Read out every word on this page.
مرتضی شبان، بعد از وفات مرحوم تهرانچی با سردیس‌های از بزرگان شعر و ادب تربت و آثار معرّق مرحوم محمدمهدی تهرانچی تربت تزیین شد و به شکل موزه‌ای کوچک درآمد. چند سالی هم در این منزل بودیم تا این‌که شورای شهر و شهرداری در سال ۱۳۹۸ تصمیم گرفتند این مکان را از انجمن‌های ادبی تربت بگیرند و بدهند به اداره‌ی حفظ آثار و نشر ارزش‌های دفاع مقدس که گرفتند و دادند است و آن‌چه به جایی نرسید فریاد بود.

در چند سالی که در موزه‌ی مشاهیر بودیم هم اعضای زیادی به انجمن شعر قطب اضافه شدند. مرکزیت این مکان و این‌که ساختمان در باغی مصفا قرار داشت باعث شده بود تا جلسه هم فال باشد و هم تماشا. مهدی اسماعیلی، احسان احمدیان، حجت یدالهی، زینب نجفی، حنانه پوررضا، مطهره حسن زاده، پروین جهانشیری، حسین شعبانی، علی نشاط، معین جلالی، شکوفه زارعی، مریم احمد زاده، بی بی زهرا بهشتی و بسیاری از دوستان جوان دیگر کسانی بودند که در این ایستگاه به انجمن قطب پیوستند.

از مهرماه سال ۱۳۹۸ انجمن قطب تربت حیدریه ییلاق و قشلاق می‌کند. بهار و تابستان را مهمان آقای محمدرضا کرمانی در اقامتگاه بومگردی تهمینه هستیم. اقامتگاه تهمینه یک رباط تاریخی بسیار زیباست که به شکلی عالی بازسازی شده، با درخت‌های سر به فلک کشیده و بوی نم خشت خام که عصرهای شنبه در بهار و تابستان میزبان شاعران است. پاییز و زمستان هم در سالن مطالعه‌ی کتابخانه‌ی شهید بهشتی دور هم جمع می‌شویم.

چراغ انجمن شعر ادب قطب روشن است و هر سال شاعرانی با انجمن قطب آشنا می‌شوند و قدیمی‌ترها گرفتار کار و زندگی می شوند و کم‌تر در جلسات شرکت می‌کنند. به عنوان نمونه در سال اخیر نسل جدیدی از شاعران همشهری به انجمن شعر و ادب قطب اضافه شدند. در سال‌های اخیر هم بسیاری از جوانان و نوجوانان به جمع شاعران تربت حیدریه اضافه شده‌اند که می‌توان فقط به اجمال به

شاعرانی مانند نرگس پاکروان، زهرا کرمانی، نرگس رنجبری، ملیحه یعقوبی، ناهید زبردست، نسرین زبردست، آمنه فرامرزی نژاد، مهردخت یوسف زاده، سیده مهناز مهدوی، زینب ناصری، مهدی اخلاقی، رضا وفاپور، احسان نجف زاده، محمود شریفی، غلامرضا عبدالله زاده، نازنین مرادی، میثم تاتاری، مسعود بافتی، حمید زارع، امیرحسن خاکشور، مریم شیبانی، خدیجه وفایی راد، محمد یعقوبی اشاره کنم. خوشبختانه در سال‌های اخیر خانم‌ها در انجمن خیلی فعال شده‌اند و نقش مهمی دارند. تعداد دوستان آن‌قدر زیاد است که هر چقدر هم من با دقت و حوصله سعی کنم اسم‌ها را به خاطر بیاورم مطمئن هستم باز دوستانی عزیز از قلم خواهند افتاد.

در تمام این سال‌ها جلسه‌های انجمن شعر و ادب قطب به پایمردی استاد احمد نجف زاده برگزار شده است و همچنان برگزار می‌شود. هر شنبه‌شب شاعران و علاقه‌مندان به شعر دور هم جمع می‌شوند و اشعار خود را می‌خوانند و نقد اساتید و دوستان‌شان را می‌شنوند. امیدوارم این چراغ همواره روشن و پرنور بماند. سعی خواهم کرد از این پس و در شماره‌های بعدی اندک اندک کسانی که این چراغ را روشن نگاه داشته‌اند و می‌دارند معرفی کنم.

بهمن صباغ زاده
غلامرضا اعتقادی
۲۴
::::::::
Exercise requirements: Using the records above, gather all lines where the string "چراغ" is present.

Written solution:
چراغ انجمن شعر ادب قطب روشن است و هر سال شاعرانی با انجمن قطب آشنا می‌شوند و قدیمی‌ترها گرفتار کار و زندگی می شوند و کم‌تر در جلسات شرکت می‌کنند. به عنوان نمونه در سال اخیر نسل جدیدی از شاعران همشهری به انجمن شعر و ادب قطب اضافه شدند. در سال‌های اخیر هم بسیاری از جوانان و نوجوانان به جمع شاعران تربت حیدریه اضافه شده‌اند که می‌توان فقط به اجمال به
در تمام این سال‌ها جلسه‌های انجمن شعر و ادب قطب به پایمردی استاد احمد نجف زاده برگزار شده است و همچنان برگزار می‌شود. هر شنبه‌شب شاعران و علاقه‌مندان به شعر دور هم جمع می‌شوند و اشعار خود را می‌خوانند و نقد اساتید و دوستان‌شان را می‌شنوند. امیدوارم این چراغ همواره روشن و پرنور بماند. سعی خواهم کرد از این پس و در شماره‌های بعدی اندک اندک کسانی که این چراغ را روشن نگاه داشته‌اند و می‌دارند معرفی کنم.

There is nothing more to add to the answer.